Saved entries
-------

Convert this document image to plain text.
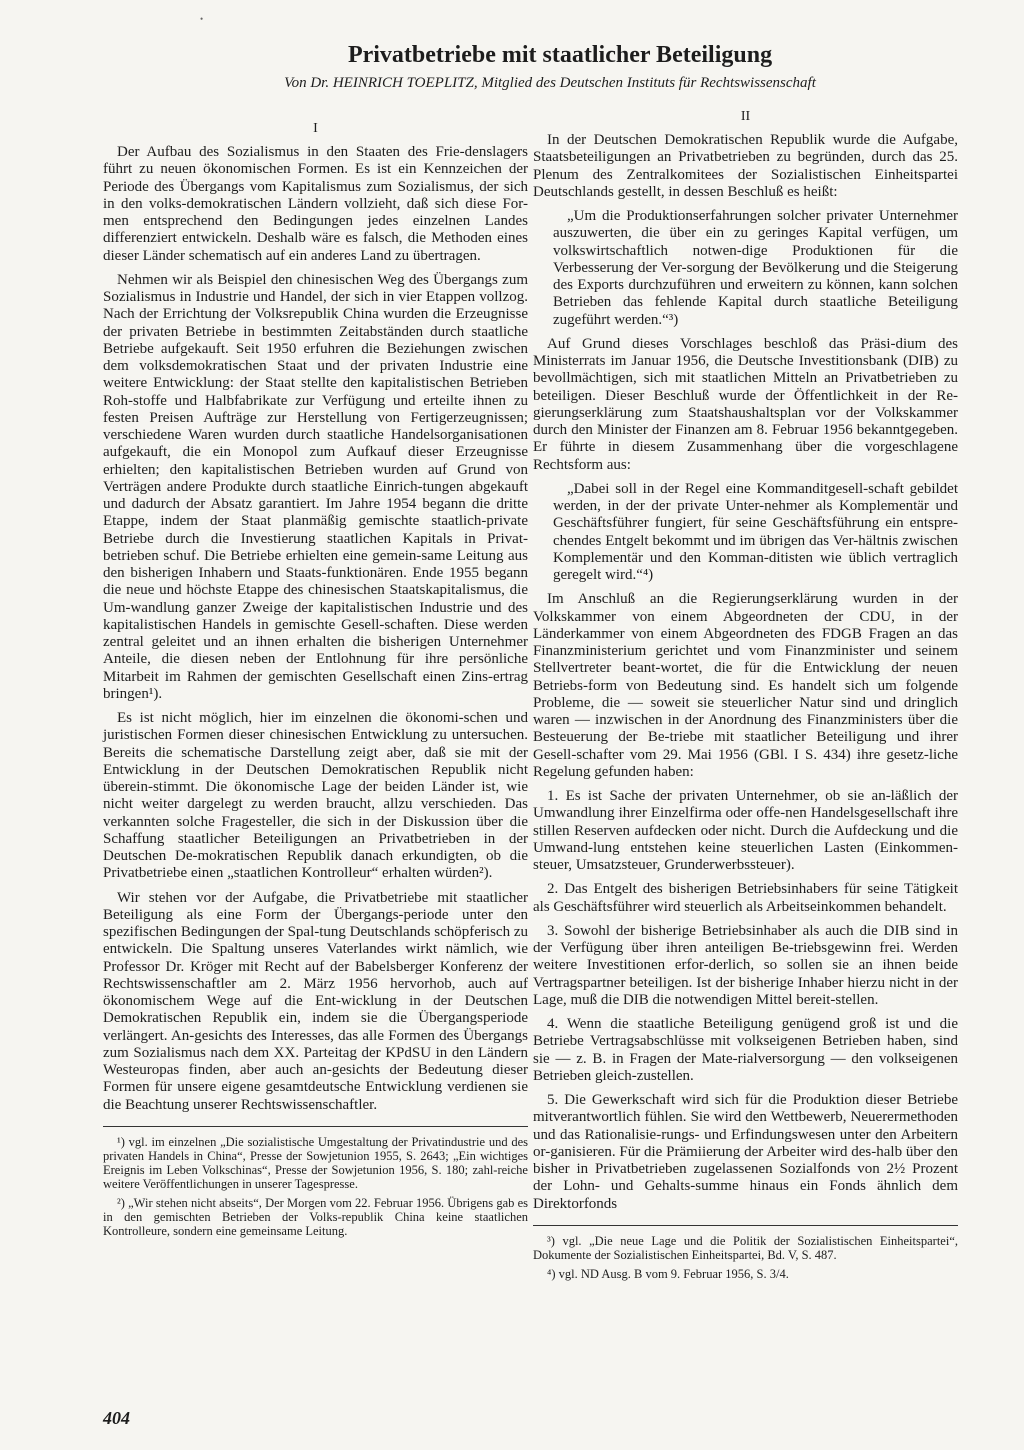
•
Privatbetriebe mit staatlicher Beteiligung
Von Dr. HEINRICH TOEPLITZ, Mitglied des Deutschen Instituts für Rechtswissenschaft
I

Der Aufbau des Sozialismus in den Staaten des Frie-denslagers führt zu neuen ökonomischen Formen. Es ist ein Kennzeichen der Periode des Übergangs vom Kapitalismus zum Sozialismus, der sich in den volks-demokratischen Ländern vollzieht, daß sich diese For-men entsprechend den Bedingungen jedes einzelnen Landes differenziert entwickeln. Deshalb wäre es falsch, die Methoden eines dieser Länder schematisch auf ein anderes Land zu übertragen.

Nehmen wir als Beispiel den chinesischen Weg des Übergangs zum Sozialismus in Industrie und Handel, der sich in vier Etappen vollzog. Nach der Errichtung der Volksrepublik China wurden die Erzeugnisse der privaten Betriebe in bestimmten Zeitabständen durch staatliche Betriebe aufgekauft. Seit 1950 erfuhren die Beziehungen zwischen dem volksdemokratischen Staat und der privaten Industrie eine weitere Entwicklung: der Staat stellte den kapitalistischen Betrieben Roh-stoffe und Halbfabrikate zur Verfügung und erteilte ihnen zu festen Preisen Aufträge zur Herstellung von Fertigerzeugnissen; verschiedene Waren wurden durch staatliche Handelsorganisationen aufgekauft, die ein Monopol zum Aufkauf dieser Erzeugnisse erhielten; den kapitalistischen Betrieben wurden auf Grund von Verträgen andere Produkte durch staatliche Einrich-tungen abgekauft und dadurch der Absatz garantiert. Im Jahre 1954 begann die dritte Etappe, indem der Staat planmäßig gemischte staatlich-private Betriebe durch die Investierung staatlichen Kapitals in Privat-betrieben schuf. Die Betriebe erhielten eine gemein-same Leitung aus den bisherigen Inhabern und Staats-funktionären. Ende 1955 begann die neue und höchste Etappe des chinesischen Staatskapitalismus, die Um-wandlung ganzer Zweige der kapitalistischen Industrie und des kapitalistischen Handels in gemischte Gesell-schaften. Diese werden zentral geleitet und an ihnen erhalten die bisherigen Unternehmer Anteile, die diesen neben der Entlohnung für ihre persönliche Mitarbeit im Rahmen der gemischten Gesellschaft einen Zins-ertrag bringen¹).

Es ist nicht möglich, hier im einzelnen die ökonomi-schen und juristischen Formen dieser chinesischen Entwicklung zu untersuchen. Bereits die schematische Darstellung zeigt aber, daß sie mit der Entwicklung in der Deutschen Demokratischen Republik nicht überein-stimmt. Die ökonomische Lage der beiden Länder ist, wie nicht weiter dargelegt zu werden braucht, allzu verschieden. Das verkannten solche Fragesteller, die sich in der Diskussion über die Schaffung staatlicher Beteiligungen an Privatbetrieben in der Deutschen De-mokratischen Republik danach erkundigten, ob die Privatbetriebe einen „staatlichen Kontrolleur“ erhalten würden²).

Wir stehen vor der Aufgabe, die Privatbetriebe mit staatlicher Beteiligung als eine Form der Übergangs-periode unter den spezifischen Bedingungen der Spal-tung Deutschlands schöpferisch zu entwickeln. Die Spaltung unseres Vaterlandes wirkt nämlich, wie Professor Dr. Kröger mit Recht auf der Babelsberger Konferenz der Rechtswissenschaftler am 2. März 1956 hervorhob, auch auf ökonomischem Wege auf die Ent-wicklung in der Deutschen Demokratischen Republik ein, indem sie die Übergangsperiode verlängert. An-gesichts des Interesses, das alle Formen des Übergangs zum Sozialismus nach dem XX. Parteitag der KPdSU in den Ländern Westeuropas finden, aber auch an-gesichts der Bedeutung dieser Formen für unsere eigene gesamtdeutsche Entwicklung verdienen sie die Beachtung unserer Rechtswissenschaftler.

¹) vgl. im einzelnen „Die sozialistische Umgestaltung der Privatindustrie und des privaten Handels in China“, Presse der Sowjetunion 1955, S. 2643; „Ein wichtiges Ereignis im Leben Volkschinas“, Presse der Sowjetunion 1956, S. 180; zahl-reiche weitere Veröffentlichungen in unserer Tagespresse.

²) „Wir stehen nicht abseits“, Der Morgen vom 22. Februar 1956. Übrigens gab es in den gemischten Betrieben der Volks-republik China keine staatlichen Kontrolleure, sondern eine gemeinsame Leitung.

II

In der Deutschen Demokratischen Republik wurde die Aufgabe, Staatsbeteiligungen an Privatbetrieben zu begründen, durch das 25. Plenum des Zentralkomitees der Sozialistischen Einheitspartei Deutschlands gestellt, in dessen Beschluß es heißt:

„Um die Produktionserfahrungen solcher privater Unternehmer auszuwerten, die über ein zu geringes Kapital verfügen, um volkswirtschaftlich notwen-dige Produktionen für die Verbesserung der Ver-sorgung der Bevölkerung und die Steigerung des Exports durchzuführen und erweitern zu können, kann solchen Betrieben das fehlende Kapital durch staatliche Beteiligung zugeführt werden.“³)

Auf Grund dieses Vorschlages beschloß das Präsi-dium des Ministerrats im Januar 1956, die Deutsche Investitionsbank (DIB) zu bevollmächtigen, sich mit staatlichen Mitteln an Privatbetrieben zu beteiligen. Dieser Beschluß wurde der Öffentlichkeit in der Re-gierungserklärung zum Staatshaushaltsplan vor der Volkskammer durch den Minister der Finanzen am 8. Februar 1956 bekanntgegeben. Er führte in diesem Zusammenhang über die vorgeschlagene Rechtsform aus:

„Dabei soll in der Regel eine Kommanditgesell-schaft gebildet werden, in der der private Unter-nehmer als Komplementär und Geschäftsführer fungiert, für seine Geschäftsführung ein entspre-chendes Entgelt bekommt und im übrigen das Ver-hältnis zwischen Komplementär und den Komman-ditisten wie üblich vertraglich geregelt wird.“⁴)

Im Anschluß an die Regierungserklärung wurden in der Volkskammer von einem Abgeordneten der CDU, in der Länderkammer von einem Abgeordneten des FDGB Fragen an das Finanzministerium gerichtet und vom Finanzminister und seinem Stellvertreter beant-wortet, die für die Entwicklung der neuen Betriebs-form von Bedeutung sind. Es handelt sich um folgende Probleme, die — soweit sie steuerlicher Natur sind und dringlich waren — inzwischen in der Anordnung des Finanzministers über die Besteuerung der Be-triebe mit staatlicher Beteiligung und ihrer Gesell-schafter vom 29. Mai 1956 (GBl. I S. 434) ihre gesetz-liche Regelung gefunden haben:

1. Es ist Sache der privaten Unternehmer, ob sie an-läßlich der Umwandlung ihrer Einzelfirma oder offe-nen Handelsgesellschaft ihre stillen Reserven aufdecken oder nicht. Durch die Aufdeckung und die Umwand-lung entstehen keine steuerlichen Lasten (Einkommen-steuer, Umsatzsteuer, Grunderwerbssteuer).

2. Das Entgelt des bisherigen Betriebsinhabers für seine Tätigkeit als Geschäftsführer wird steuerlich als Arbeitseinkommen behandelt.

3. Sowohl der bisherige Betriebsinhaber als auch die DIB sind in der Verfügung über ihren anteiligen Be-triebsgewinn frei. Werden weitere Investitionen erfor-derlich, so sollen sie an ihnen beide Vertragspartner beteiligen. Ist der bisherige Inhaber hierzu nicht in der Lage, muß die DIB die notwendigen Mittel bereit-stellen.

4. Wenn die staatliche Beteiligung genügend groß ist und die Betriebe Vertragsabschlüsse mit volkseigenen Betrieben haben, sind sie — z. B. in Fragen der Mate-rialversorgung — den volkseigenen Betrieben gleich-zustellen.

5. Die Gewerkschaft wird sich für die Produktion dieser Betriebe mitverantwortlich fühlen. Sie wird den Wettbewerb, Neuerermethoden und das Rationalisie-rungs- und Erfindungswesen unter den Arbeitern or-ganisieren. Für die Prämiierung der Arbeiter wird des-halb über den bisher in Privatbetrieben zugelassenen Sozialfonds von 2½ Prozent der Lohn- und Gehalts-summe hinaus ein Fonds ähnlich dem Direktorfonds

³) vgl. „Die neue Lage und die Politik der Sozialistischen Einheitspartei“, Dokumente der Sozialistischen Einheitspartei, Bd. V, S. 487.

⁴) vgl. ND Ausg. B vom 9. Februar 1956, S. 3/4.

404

-------

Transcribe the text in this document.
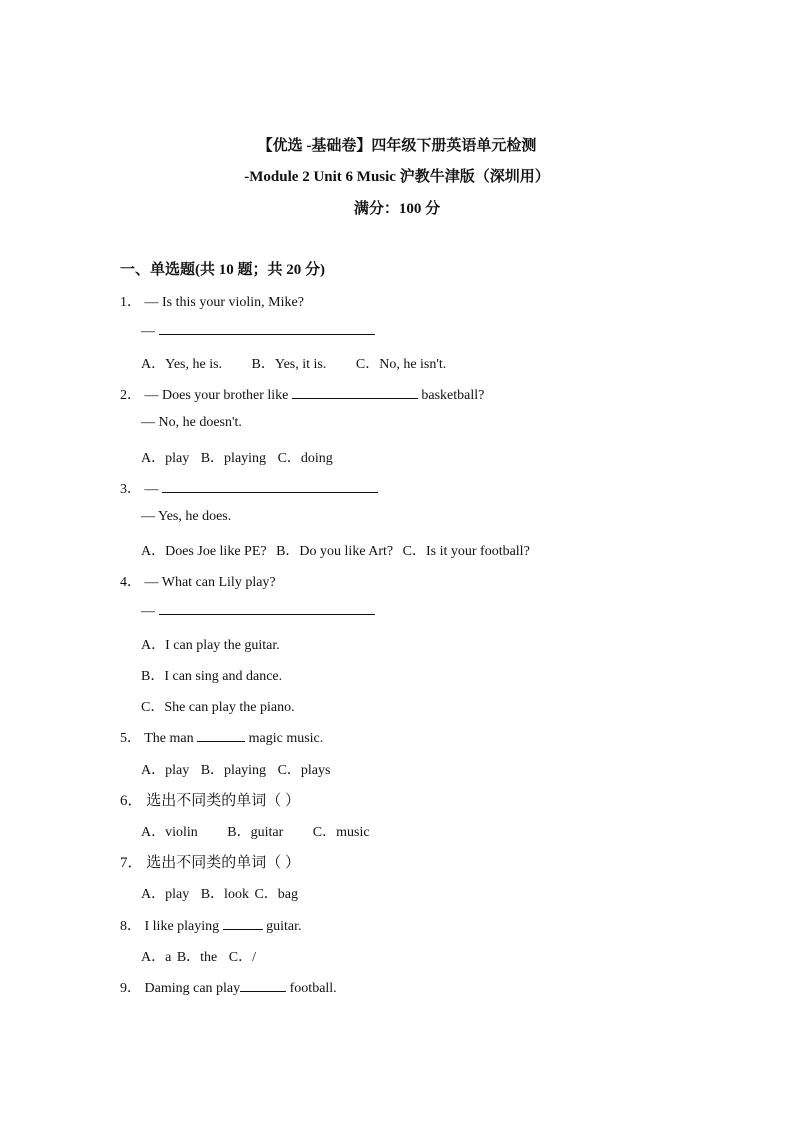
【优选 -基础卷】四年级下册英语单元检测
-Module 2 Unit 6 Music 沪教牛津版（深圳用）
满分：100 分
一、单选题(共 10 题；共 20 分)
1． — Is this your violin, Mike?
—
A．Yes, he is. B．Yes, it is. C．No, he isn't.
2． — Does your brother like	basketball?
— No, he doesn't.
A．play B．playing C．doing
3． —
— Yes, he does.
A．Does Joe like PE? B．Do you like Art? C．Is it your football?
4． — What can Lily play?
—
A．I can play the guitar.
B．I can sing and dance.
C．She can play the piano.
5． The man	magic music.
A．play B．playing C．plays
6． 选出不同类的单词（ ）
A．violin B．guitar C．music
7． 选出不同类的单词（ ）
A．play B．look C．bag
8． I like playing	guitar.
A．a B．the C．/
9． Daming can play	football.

-------

Task directions: Show all lines in the entries above where the string "guitar" appears.

Full answer:
A．I can play the guitar.
A．violin B．guitar C．music
8． I like playing	guitar.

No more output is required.